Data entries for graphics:
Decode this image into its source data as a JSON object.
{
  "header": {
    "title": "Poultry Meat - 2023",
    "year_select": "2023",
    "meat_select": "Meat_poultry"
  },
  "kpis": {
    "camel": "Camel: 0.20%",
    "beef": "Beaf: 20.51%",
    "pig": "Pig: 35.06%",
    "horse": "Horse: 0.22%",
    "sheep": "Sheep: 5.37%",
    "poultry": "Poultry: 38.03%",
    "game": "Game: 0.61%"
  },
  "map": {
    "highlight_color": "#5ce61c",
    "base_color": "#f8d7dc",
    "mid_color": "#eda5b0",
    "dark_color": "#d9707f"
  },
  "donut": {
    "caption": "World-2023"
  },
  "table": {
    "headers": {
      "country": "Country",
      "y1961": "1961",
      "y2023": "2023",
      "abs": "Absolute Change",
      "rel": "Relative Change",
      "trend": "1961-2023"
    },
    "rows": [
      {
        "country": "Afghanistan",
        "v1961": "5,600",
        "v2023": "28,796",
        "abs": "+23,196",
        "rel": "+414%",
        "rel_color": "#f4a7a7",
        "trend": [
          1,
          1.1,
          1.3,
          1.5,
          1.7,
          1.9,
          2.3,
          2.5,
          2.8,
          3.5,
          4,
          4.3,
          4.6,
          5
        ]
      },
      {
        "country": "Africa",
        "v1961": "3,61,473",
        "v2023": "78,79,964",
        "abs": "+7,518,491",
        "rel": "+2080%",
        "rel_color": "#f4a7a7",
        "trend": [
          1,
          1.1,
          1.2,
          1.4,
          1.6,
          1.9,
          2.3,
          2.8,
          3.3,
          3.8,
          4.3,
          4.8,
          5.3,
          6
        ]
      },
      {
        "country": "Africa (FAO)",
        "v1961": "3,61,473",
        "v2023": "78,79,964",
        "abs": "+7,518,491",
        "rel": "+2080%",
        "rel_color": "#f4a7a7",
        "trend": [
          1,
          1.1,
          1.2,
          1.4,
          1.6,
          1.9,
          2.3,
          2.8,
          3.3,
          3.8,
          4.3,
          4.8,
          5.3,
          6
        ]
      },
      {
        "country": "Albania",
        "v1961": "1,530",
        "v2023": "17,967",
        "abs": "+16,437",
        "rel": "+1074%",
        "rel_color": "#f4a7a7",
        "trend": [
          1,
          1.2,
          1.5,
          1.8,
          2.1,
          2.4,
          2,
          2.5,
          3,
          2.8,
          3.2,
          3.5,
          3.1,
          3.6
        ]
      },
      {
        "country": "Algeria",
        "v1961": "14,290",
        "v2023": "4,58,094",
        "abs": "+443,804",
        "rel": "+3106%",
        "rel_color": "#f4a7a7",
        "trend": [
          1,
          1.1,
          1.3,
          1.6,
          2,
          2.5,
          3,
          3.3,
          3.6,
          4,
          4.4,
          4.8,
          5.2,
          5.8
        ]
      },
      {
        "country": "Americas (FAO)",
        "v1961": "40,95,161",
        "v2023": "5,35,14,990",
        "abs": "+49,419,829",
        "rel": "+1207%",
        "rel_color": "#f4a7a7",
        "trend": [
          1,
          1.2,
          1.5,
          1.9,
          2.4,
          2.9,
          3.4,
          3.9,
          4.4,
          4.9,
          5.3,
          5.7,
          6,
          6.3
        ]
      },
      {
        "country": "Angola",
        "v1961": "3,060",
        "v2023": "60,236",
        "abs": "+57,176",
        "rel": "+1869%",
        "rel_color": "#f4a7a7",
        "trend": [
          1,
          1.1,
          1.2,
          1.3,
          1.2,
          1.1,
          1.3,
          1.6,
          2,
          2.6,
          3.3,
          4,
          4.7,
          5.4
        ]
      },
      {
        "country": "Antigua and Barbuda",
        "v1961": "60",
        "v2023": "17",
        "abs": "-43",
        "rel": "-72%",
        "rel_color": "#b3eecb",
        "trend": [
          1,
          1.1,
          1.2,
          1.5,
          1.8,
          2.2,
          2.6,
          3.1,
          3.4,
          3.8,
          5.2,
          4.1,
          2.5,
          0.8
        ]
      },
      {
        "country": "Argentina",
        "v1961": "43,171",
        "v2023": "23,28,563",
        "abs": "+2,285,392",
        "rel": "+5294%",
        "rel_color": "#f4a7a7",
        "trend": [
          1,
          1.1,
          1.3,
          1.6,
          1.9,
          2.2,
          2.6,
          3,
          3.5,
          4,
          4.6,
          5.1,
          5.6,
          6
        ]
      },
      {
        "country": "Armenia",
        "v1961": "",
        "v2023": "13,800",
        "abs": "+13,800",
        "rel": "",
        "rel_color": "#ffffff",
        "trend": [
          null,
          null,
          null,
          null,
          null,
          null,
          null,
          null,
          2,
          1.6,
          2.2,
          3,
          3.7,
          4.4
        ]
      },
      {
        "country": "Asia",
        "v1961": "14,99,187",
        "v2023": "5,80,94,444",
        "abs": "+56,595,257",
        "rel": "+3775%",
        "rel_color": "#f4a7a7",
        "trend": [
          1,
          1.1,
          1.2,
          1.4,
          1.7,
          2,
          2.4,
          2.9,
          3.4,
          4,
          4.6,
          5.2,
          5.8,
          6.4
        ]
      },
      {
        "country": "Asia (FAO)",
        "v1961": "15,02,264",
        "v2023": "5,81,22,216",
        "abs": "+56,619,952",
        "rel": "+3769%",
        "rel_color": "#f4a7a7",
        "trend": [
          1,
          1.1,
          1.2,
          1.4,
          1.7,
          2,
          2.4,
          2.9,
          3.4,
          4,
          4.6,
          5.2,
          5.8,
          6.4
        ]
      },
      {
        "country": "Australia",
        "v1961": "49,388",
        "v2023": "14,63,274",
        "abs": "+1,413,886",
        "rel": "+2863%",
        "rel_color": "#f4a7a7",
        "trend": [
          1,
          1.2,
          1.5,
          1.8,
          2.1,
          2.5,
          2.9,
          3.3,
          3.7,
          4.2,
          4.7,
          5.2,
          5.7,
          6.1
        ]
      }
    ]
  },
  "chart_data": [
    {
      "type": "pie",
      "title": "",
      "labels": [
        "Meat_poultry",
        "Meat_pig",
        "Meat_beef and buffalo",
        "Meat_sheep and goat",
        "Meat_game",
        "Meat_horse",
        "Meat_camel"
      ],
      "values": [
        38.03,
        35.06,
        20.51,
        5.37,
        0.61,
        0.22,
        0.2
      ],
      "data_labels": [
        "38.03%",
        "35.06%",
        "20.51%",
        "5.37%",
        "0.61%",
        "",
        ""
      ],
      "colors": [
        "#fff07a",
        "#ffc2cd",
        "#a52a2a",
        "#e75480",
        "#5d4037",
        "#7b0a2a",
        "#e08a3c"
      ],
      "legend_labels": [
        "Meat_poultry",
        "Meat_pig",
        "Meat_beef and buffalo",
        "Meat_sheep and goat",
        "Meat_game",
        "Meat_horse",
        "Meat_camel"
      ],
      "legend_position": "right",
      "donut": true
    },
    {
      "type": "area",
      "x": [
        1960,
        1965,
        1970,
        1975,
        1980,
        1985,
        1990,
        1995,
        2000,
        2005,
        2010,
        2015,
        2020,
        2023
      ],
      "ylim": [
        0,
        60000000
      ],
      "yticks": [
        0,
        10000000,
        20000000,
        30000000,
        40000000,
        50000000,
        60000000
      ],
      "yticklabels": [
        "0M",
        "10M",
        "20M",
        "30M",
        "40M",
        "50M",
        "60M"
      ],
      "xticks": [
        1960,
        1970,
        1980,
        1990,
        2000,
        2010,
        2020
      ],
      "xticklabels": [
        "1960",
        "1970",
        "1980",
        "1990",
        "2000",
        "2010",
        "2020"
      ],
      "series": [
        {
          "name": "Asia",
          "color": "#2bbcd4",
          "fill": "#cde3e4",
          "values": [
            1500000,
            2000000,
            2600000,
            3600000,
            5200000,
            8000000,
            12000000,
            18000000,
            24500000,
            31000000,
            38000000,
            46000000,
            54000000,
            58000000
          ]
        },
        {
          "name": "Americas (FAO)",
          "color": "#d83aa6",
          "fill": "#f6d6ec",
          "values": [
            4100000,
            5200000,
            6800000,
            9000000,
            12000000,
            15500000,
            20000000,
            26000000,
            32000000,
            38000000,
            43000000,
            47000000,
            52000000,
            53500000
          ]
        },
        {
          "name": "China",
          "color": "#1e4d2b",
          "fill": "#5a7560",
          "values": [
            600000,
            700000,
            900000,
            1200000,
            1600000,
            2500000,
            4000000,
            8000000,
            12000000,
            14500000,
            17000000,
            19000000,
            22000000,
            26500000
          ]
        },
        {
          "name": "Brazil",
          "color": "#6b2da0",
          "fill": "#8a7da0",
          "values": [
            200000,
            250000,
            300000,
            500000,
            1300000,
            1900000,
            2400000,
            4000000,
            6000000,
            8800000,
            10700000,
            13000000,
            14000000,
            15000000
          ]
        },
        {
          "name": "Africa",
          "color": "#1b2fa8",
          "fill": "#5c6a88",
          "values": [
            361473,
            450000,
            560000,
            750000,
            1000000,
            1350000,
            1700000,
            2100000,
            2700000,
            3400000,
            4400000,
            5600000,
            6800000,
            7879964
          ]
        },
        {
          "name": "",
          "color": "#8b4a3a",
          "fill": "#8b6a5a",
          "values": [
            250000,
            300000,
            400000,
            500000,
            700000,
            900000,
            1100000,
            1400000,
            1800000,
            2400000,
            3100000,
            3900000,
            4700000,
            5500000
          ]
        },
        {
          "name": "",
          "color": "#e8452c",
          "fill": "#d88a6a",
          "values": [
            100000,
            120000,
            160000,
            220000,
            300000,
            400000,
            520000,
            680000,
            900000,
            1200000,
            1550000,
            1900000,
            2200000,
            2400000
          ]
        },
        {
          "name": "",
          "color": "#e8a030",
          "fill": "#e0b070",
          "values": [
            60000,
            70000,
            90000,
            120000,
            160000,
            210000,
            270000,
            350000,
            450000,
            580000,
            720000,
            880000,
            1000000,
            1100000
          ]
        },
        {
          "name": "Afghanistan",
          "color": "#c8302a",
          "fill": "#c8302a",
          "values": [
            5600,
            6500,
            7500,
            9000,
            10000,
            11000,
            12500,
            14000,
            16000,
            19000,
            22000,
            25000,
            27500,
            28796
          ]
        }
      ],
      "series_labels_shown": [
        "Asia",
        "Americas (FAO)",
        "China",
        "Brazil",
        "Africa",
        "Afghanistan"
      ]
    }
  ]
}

_Task description_
Show, from the material above, each line that includes the string "name".

_Final result_
          "name": "Asia",
          "name": "Americas (FAO)",
          "name": "China",
          "name": "Brazil",
          "name": "Africa",
          "name": "",
          "name": "",
          "name": "",
          "name": "Afghanistan",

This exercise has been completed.